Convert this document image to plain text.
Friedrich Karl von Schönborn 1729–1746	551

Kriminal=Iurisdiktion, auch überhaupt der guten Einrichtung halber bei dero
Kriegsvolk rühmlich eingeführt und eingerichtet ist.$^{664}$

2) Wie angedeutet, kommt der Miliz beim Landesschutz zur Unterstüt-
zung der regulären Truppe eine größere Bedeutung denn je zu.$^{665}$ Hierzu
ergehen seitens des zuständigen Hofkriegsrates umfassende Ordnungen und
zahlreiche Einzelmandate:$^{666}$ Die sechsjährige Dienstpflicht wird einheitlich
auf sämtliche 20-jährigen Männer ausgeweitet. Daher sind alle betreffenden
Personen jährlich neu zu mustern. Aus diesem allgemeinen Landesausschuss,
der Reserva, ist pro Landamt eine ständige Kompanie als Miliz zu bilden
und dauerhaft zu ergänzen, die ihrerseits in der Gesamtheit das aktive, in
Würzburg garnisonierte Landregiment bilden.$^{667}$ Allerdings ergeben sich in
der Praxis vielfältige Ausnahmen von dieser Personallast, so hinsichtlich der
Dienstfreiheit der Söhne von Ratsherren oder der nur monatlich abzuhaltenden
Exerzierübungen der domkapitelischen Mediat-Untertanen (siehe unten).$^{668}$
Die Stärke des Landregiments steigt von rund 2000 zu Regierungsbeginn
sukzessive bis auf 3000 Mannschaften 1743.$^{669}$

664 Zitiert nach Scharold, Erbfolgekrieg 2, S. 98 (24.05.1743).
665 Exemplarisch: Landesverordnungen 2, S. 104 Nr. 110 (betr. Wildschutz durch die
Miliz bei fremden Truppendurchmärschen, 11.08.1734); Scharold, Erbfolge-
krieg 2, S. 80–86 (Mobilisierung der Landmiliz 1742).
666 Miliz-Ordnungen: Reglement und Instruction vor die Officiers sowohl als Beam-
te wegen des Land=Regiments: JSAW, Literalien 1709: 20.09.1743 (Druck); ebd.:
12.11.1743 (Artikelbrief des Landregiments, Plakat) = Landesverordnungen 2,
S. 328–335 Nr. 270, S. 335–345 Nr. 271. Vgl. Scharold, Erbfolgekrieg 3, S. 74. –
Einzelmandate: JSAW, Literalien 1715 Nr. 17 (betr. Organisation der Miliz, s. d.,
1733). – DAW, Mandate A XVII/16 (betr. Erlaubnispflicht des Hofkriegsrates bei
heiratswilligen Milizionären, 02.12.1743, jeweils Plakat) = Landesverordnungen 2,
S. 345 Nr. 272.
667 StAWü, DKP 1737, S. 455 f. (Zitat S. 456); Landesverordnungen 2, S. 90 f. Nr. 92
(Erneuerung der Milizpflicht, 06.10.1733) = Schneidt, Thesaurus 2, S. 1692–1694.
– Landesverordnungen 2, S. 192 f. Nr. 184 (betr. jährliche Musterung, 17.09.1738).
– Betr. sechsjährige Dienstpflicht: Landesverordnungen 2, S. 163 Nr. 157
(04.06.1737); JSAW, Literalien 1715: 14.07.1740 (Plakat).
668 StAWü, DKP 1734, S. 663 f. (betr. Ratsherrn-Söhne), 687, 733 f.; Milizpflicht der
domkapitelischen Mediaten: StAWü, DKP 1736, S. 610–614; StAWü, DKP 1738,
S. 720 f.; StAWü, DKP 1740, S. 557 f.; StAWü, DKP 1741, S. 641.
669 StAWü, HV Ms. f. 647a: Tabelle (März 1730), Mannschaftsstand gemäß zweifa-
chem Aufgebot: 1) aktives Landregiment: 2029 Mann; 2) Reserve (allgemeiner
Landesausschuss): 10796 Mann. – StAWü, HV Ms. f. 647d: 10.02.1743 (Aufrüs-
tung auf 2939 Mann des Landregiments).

━━━━━━

#### What you need to do
All of the data needs to be reproduced exactly, with no line missing.

#### Answer for the task
Convert this document image to plain text.
Friedrich Karl von Schönborn 1729–1746	551

Kriminal=Iurisdiktion, auch überhaupt der guten Einrichtung halber bei dero
Kriegsvolk rühmlich eingeführt und eingerichtet ist.$^{664}$

2) Wie angedeutet, kommt der Miliz beim Landesschutz zur Unterstüt-
zung der regulären Truppe eine größere Bedeutung denn je zu.$^{665}$ Hierzu
ergehen seitens des zuständigen Hofkriegsrates umfassende Ordnungen und
zahlreiche Einzelmandate:$^{666}$ Die sechsjährige Dienstpflicht wird einheitlich
auf sämtliche 20-jährigen Männer ausgeweitet. Daher sind alle betreffenden
Personen jährlich neu zu mustern. Aus diesem allgemeinen Landesausschuss,
der Reserva, ist pro Landamt eine ständige Kompanie als Miliz zu bilden
und dauerhaft zu ergänzen, die ihrerseits in der Gesamtheit das aktive, in
Würzburg garnisonierte Landregiment bilden.$^{667}$ Allerdings ergeben sich in
der Praxis vielfältige Ausnahmen von dieser Personallast, so hinsichtlich der
Dienstfreiheit der Söhne von Ratsherren oder der nur monatlich abzuhaltenden
Exerzierübungen der domkapitelischen Mediat-Untertanen (siehe unten).$^{668}$
Die Stärke des Landregiments steigt von rund 2000 zu Regierungsbeginn
sukzessive bis auf 3000 Mannschaften 1743.$^{669}$

664 Zitiert nach Scharold, Erbfolgekrieg 2, S. 98 (24.05.1743).
665 Exemplarisch: Landesverordnungen 2, S. 104 Nr. 110 (betr. Wildschutz durch die
Miliz bei fremden Truppendurchmärschen, 11.08.1734); Scharold, Erbfolge-
krieg 2, S. 80–86 (Mobilisierung der Landmiliz 1742).
666 Miliz-Ordnungen: Reglement und Instruction vor die Officiers sowohl als Beam-
te wegen des Land=Regiments: JSAW, Literalien 1709: 20.09.1743 (Druck); ebd.:
12.11.1743 (Artikelbrief des Landregiments, Plakat) = Landesverordnungen 2,
S. 328–335 Nr. 270, S. 335–345 Nr. 271. Vgl. Scharold, Erbfolgekrieg 3, S. 74. –
Einzelmandate: JSAW, Literalien 1715 Nr. 17 (betr. Organisation der Miliz, s. d.,
1733). – DAW, Mandate A XVII/16 (betr. Erlaubnispflicht des Hofkriegsrates bei
heiratswilligen Milizionären, 02.12.1743, jeweils Plakat) = Landesverordnungen 2,
S. 345 Nr. 272.
667 StAWü, DKP 1737, S. 455 f. (Zitat S. 456); Landesverordnungen 2, S. 90 f. Nr. 92
(Erneuerung der Milizpflicht, 06.10.1733) = Schneidt, Thesaurus 2, S. 1692–1694.
– Landesverordnungen 2, S. 192 f. Nr. 184 (betr. jährliche Musterung, 17.09.1738).
– Betr. sechsjährige Dienstpflicht: Landesverordnungen 2, S. 163 Nr. 157
(04.06.1737); JSAW, Literalien 1715: 14.07.1740 (Plakat).
668 StAWü, DKP 1734, S. 663 f. (betr. Ratsherrn-Söhne), 687, 733 f.; Milizpflicht der
domkapitelischen Mediaten: StAWü, DKP 1736, S. 610–614; StAWü, DKP 1738,
S. 720 f.; StAWü, DKP 1740, S. 557 f.; StAWü, DKP 1741, S. 641.
669 StAWü, HV Ms. f. 647a: Tabelle (März 1730), Mannschaftsstand gemäß zweifa-
chem Aufgebot: 1) aktives Landregiment: 2029 Mann; 2) Reserve (allgemeiner
Landesausschuss): 10796 Mann. – StAWü, HV Ms. f. 647d: 10.02.1743 (Aufrüs-
tung auf 2939 Mann des Landregiments).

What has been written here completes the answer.